Source records:
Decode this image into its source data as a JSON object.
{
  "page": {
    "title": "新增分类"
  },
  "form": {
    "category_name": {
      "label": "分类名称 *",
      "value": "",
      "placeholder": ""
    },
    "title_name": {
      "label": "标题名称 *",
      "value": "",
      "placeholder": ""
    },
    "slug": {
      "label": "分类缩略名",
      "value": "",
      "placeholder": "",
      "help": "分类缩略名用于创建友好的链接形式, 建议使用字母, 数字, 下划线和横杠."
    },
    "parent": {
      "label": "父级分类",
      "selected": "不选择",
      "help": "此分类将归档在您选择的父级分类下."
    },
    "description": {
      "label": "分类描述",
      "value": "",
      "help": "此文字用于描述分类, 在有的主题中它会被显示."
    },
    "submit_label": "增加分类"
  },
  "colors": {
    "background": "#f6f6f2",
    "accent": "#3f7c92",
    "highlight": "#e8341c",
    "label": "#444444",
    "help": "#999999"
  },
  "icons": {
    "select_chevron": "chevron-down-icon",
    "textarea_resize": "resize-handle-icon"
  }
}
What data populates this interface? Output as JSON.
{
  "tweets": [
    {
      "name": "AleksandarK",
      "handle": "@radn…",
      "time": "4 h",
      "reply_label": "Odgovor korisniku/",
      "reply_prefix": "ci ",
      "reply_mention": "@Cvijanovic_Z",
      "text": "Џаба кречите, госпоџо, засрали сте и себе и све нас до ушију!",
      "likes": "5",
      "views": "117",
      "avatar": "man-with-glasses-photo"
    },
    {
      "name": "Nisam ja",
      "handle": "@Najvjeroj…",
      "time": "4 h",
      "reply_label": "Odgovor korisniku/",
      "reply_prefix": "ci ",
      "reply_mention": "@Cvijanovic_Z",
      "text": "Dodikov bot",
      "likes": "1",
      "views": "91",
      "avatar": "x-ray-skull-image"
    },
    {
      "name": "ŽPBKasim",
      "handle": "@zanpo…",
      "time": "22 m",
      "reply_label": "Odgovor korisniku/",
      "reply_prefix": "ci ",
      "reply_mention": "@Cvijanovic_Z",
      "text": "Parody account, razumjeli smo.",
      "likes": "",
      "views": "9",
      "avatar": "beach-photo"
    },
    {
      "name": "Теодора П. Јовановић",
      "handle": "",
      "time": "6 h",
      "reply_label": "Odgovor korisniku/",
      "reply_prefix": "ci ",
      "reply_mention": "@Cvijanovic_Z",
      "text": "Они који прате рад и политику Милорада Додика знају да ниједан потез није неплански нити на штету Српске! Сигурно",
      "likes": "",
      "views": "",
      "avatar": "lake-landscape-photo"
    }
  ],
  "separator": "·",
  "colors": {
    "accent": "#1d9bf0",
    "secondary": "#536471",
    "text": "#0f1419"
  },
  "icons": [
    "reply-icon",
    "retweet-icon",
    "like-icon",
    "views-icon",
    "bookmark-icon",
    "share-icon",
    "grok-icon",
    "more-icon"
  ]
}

Aim:
Copy out exactly the lines running from the line with "What data populates" to the end of the records, inclusive.

Task response:
What data populates this interface? Output as JSON.
{
  "tweets": [
    {
      "name": "AleksandarK",
      "handle": "@radn…",
      "time": "4 h",
      "reply_label": "Odgovor korisniku/",
      "reply_prefix": "ci ",
      "reply_mention": "@Cvijanovic_Z",
      "text": "Џаба кречите, госпоџо, засрали сте и себе и све нас до ушију!",
      "likes": "5",
      "views": "117",
      "avatar": "man-with-glasses-photo"
    },
    {
      "name": "Nisam ja",
      "handle": "@Najvjeroj…",
      "time": "4 h",
      "reply_label": "Odgovor korisniku/",
      "reply_prefix": "ci ",
      "reply_mention": "@Cvijanovic_Z",
      "text": "Dodikov bot",
      "likes": "1",
      "views": "91",
      "avatar": "x-ray-skull-image"
    },
    {
      "name": "ŽPBKasim",
      "handle": "@zanpo…",
      "time": "22 m",
      "reply_label": "Odgovor korisniku/",
      "reply_prefix": "ci ",
      "reply_mention": "@Cvijanovic_Z",
      "text": "Parody account, razumjeli smo.",
      "likes": "",
      "views": "9",
      "avatar": "beach-photo"
    },
    {
      "name": "Теодора П. Јовановић",
      "handle": "",
      "time": "6 h",
      "reply_label": "Odgovor korisniku/",
      "reply_prefix": "ci ",
      "reply_mention": "@Cvijanovic_Z",
      "text": "Они који прате рад и политику Милорада Додика знају да ниједан потез није неплански нити на штету Српске! Сигурно",
      "likes": "",
      "views": "",
      "avatar": "lake-landscape-photo"
    }
  ],
  "separator": "·",
  "colors": {
    "accent": "#1d9bf0",
    "secondary": "#536471",
    "text": "#0f1419"
  },
  "icons": [
    "reply-icon",
    "retweet-icon",
    "like-icon",
    "views-icon",
    "bookmark-icon",
    "share-icon",
    "grok-icon",
    "more-icon"
  ]
}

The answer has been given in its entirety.